Lines before the one containing "What's the underlying" are excluded. Repeat that line and every line after it, exactly.

"""

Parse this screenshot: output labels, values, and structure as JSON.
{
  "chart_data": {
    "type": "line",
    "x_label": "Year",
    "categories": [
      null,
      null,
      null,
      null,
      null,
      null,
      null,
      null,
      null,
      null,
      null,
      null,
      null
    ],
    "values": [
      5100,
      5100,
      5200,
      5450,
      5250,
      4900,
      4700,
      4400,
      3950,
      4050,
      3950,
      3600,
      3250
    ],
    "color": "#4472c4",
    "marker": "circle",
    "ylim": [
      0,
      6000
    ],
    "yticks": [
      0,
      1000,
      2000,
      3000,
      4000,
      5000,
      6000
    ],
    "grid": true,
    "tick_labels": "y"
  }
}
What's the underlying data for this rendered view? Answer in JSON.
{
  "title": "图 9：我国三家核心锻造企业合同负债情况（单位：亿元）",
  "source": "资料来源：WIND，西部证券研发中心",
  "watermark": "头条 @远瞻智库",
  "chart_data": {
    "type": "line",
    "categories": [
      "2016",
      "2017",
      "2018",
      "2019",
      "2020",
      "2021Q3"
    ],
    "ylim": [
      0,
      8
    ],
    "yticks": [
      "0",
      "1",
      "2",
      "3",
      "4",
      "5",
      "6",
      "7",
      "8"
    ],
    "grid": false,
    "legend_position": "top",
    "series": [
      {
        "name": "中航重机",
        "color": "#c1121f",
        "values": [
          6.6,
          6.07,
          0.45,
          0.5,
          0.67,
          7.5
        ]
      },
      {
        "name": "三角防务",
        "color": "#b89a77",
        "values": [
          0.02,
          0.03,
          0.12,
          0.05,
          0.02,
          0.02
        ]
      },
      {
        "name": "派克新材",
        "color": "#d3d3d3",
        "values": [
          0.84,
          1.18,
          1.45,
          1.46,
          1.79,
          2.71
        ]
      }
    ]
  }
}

"""

* RESPONSE BELOW *
What's the underlying data for this rendered view? Answer in JSON.
{
  "title": "图 9：我国三家核心锻造企业合同负债情况（单位：亿元）",
  "source": "资料来源：WIND，西部证券研发中心",
  "watermark": "头条 @远瞻智库",
  "chart_data": {
    "type": "line",
    "categories": [
      "2016",
      "2017",
      "2018",
      "2019",
      "2020",
      "2021Q3"
    ],
    "ylim": [
      0,
      8
    ],
    "yticks": [
      "0",
      "1",
      "2",
      "3",
      "4",
      "5",
      "6",
      "7",
      "8"
    ],
    "grid": false,
    "legend_position": "top",
    "series": [
      {
        "name": "中航重机",
        "color": "#c1121f",
        "values": [
          6.6,
          6.07,
          0.45,
          0.5,
          0.67,
          7.5
        ]
      },
      {
        "name": "三角防务",
        "color": "#b89a77",
        "values": [
          0.02,
          0.03,
          0.12,
          0.05,
          0.02,
          0.02
        ]
      },
      {
        "name": "派克新材",
        "color": "#d3d3d3",
        "values": [
          0.84,
          1.18,
          1.45,
          1.46,
          1.79,
          2.71
        ]
      }
    ]
  }
}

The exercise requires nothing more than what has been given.